- [GOAL] Repeat each line word for word.

- [A block of data]
--------------------------------

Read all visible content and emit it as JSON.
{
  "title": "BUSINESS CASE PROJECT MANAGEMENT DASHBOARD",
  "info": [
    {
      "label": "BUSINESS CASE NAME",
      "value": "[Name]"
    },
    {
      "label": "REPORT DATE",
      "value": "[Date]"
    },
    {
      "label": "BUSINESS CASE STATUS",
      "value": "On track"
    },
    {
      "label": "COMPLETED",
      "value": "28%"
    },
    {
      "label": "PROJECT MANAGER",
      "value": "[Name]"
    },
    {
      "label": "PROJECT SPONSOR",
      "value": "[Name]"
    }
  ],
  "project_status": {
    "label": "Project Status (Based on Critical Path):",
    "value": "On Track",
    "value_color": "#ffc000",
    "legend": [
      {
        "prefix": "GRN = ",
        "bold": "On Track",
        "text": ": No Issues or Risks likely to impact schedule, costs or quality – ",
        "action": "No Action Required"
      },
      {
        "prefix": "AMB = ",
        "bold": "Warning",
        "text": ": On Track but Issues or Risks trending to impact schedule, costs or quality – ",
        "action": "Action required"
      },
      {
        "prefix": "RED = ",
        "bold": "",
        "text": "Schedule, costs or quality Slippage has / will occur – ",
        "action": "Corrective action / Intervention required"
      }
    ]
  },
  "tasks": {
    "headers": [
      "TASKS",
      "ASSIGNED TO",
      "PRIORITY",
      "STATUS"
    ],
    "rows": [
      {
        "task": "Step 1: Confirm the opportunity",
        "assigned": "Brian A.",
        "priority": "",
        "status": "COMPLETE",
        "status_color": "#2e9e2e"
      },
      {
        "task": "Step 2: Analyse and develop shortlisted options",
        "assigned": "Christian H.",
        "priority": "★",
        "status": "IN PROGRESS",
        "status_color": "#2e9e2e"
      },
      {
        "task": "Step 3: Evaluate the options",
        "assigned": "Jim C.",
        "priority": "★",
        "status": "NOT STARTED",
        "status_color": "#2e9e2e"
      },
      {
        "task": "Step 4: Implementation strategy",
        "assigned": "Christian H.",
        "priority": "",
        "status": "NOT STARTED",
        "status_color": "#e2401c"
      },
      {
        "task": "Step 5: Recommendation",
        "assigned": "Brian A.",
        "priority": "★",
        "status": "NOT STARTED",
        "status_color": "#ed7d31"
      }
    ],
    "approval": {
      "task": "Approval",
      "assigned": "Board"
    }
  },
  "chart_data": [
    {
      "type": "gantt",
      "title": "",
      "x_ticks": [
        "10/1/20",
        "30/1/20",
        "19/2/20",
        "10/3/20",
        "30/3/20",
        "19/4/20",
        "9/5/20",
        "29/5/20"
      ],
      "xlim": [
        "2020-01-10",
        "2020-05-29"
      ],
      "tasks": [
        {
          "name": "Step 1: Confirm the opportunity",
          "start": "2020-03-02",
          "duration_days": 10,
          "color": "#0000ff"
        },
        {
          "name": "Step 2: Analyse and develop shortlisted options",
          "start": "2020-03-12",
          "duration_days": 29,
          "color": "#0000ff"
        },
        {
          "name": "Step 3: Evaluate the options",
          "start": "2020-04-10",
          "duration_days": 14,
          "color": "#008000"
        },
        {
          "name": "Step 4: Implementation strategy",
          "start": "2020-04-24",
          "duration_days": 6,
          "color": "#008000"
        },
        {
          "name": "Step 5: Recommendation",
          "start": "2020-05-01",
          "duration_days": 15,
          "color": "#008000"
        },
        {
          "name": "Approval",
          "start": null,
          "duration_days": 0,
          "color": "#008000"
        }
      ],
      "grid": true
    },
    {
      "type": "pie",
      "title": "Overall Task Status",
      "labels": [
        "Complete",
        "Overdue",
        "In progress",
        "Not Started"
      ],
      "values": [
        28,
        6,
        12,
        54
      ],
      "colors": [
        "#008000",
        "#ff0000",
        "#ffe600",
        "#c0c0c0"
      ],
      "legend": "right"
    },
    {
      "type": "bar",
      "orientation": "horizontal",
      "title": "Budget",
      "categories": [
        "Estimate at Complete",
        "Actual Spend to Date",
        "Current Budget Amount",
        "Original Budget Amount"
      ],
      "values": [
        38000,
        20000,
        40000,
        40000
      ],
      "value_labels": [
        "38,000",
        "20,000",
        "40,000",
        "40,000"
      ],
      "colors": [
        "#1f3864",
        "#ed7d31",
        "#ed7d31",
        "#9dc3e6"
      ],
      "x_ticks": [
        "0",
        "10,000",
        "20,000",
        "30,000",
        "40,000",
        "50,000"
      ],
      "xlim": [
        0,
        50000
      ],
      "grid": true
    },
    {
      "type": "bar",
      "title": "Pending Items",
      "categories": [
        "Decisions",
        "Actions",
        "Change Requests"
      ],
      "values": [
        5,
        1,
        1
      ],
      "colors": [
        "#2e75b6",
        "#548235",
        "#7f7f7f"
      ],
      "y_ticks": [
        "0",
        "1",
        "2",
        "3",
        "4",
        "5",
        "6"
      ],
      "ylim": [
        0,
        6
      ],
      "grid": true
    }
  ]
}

--------------------------------

- [TASK RESPONSE]
Read all visible content and emit it as JSON.
{
  "title": "BUSINESS CASE PROJECT MANAGEMENT DASHBOARD",
  "info": [
    {
      "label": "BUSINESS CASE NAME",
      "value": "[Name]"
    },
    {
      "label": "REPORT DATE",
      "value": "[Date]"
    },
    {
      "label": "BUSINESS CASE STATUS",
      "value": "On track"
    },
    {
      "label": "COMPLETED",
      "value": "28%"
    },
    {
      "label": "PROJECT MANAGER",
      "value": "[Name]"
    },
    {
      "label": "PROJECT SPONSOR",
      "value": "[Name]"
    }
  ],
  "project_status": {
    "label": "Project Status (Based on Critical Path):",
    "value": "On Track",
    "value_color": "#ffc000",
    "legend": [
      {
        "prefix": "GRN = ",
        "bold": "On Track",
        "text": ": No Issues or Risks likely to impact schedule, costs or quality – ",
        "action": "No Action Required"
      },
      {
        "prefix": "AMB = ",
        "bold": "Warning",
        "text": ": On Track but Issues or Risks trending to impact schedule, costs or quality – ",
        "action": "Action required"
      },
      {
        "prefix": "RED = ",
        "bold": "",
        "text": "Schedule, costs or quality Slippage has / will occur – ",
        "action": "Corrective action / Intervention required"
      }
    ]
  },
  "tasks": {
    "headers": [
      "TASKS",
      "ASSIGNED TO",
      "PRIORITY",
      "STATUS"
    ],
    "rows": [
      {
        "task": "Step 1: Confirm the opportunity",
        "assigned": "Brian A.",
        "priority": "",
        "status": "COMPLETE",
        "status_color": "#2e9e2e"
      },
      {
        "task": "Step 2: Analyse and develop shortlisted options",
        "assigned": "Christian H.",
        "priority": "★",
        "status": "IN PROGRESS",
        "status_color": "#2e9e2e"
      },
      {
        "task": "Step 3: Evaluate the options",
        "assigned": "Jim C.",
        "priority": "★",
        "status": "NOT STARTED",
        "status_color": "#2e9e2e"
      },
      {
        "task": "Step 4: Implementation strategy",
        "assigned": "Christian H.",
        "priority": "",
        "status": "NOT STARTED",
        "status_color": "#e2401c"
      },
      {
        "task": "Step 5: Recommendation",
        "assigned": "Brian A.",
        "priority": "★",
        "status": "NOT STARTED",
        "status_color": "#ed7d31"
      }
    ],
    "approval": {
      "task": "Approval",
      "assigned": "Board"
    }
  },
  "chart_data": [
    {
      "type": "gantt",
      "title": "",
      "x_ticks": [
        "10/1/20",
        "30/1/20",
        "19/2/20",
        "10/3/20",
        "30/3/20",
        "19/4/20",
        "9/5/20",
        "29/5/20"
      ],
      "xlim": [
        "2020-01-10",
        "2020-05-29"
      ],
      "tasks": [
        {
          "name": "Step 1: Confirm the opportunity",
          "start": "2020-03-02",
          "duration_days": 10,
          "color": "#0000ff"
        },
        {
          "name": "Step 2: Analyse and develop shortlisted options",
          "start": "2020-03-12",
          "duration_days": 29,
          "color": "#0000ff"
        },
        {
          "name": "Step 3: Evaluate the options",
          "start": "2020-04-10",
          "duration_days": 14,
          "color": "#008000"
        },
        {
          "name": "Step 4: Implementation strategy",
          "start": "2020-04-24",
          "duration_days": 6,
          "color": "#008000"
        },
        {
          "name": "Step 5: Recommendation",
          "start": "2020-05-01",
          "duration_days": 15,
          "color": "#008000"
        },
        {
          "name": "Approval",
          "start": null,
          "duration_days": 0,
          "color": "#008000"
        }
      ],
      "grid": true
    },
    {
      "type": "pie",
      "title": "Overall Task Status",
      "labels": [
        "Complete",
        "Overdue",
        "In progress",
        "Not Started"
      ],
      "values": [
        28,
        6,
        12,
        54
      ],
      "colors": [
        "#008000",
        "#ff0000",
        "#ffe600",
        "#c0c0c0"
      ],
      "legend": "right"
    },
    {
      "type": "bar",
      "orientation": "horizontal",
      "title": "Budget",
      "categories": [
        "Estimate at Complete",
        "Actual Spend to Date",
        "Current Budget Amount",
        "Original Budget Amount"
      ],
      "values": [
        38000,
        20000,
        40000,
        40000
      ],
      "value_labels": [
        "38,000",
        "20,000",
        "40,000",
        "40,000"
      ],
      "colors": [
        "#1f3864",
        "#ed7d31",
        "#ed7d31",
        "#9dc3e6"
      ],
      "x_ticks": [
        "0",
        "10,000",
        "20,000",
        "30,000",
        "40,000",
        "50,000"
      ],
      "xlim": [
        0,
        50000
      ],
      "grid": true
    },
    {
      "type": "bar",
      "title": "Pending Items",
      "categories": [
        "Decisions",
        "Actions",
        "Change Requests"
      ],
      "values": [
        5,
        1,
        1
      ],
      "colors": [
        "#2e75b6",
        "#548235",
        "#7f7f7f"
      ],
      "y_ticks": [
        "0",
        "1",
        "2",
        "3",
        "4",
        "5",
        "6"
      ],
      "ylim": [
        0,
        6
      ],
      "grid": true
    }
  ]
}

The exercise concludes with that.